- _Given instruction_:
Make an exact copy of the listing below.

-- start Dataset rows --

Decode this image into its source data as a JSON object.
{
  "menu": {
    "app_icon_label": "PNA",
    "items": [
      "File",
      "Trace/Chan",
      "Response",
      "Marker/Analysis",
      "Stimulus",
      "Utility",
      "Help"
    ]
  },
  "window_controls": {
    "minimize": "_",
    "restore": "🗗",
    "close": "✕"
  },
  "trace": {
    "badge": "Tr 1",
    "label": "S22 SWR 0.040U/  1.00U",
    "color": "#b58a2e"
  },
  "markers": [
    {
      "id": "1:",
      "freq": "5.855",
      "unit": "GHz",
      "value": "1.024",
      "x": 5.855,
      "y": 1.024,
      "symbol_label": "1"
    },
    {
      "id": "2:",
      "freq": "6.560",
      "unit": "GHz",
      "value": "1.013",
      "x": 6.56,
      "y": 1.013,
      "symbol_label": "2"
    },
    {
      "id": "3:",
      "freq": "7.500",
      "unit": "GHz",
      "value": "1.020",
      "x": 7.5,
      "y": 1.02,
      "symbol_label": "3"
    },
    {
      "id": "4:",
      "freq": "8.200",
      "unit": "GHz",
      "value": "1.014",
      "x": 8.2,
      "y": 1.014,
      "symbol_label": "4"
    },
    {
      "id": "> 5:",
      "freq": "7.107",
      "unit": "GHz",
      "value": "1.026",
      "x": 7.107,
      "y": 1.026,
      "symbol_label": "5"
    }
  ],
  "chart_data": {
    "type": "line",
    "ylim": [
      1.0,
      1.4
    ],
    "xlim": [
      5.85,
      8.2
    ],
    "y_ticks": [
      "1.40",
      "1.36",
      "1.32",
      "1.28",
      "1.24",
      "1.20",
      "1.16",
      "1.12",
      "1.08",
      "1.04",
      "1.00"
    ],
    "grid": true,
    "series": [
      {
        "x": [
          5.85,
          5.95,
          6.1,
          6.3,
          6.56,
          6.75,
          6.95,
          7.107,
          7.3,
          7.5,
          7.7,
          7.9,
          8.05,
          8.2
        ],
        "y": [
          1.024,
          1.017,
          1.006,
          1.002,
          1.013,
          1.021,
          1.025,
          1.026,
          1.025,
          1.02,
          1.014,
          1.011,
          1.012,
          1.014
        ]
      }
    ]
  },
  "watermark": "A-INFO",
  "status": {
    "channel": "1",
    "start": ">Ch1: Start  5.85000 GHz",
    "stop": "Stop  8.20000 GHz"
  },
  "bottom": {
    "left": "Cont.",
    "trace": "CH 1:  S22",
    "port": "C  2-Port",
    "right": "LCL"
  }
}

-- end Dataset rows --

- _Answer to this problem_:
Decode this image into its source data as a JSON object.
{
  "menu": {
    "app_icon_label": "PNA",
    "items": [
      "File",
      "Trace/Chan",
      "Response",
      "Marker/Analysis",
      "Stimulus",
      "Utility",
      "Help"
    ]
  },
  "window_controls": {
    "minimize": "_",
    "restore": "🗗",
    "close": "✕"
  },
  "trace": {
    "badge": "Tr 1",
    "label": "S22 SWR 0.040U/  1.00U",
    "color": "#b58a2e"
  },
  "markers": [
    {
      "id": "1:",
      "freq": "5.855",
      "unit": "GHz",
      "value": "1.024",
      "x": 5.855,
      "y": 1.024,
      "symbol_label": "1"
    },
    {
      "id": "2:",
      "freq": "6.560",
      "unit": "GHz",
      "value": "1.013",
      "x": 6.56,
      "y": 1.013,
      "symbol_label": "2"
    },
    {
      "id": "3:",
      "freq": "7.500",
      "unit": "GHz",
      "value": "1.020",
      "x": 7.5,
      "y": 1.02,
      "symbol_label": "3"
    },
    {
      "id": "4:",
      "freq": "8.200",
      "unit": "GHz",
      "value": "1.014",
      "x": 8.2,
      "y": 1.014,
      "symbol_label": "4"
    },
    {
      "id": "> 5:",
      "freq": "7.107",
      "unit": "GHz",
      "value": "1.026",
      "x": 7.107,
      "y": 1.026,
      "symbol_label": "5"
    }
  ],
  "chart_data": {
    "type": "line",
    "ylim": [
      1.0,
      1.4
    ],
    "xlim": [
      5.85,
      8.2
    ],
    "y_ticks": [
      "1.40",
      "1.36",
      "1.32",
      "1.28",
      "1.24",
      "1.20",
      "1.16",
      "1.12",
      "1.08",
      "1.04",
      "1.00"
    ],
    "grid": true,
    "series": [
      {
        "x": [
          5.85,
          5.95,
          6.1,
          6.3,
          6.56,
          6.75,
          6.95,
          7.107,
          7.3,
          7.5,
          7.7,
          7.9,
          8.05,
          8.2
        ],
        "y": [
          1.024,
          1.017,
          1.006,
          1.002,
          1.013,
          1.021,
          1.025,
          1.026,
          1.025,
          1.02,
          1.014,
          1.011,
          1.012,
          1.014
        ]
      }
    ]
  },
  "watermark": "A-INFO",
  "status": {
    "channel": "1",
    "start": ">Ch1: Start  5.85000 GHz",
    "stop": "Stop  8.20000 GHz"
  },
  "bottom": {
    "left": "Cont.",
    "trace": "CH 1:  S22",
    "port": "C  2-Port",
    "right": "LCL"
  }
}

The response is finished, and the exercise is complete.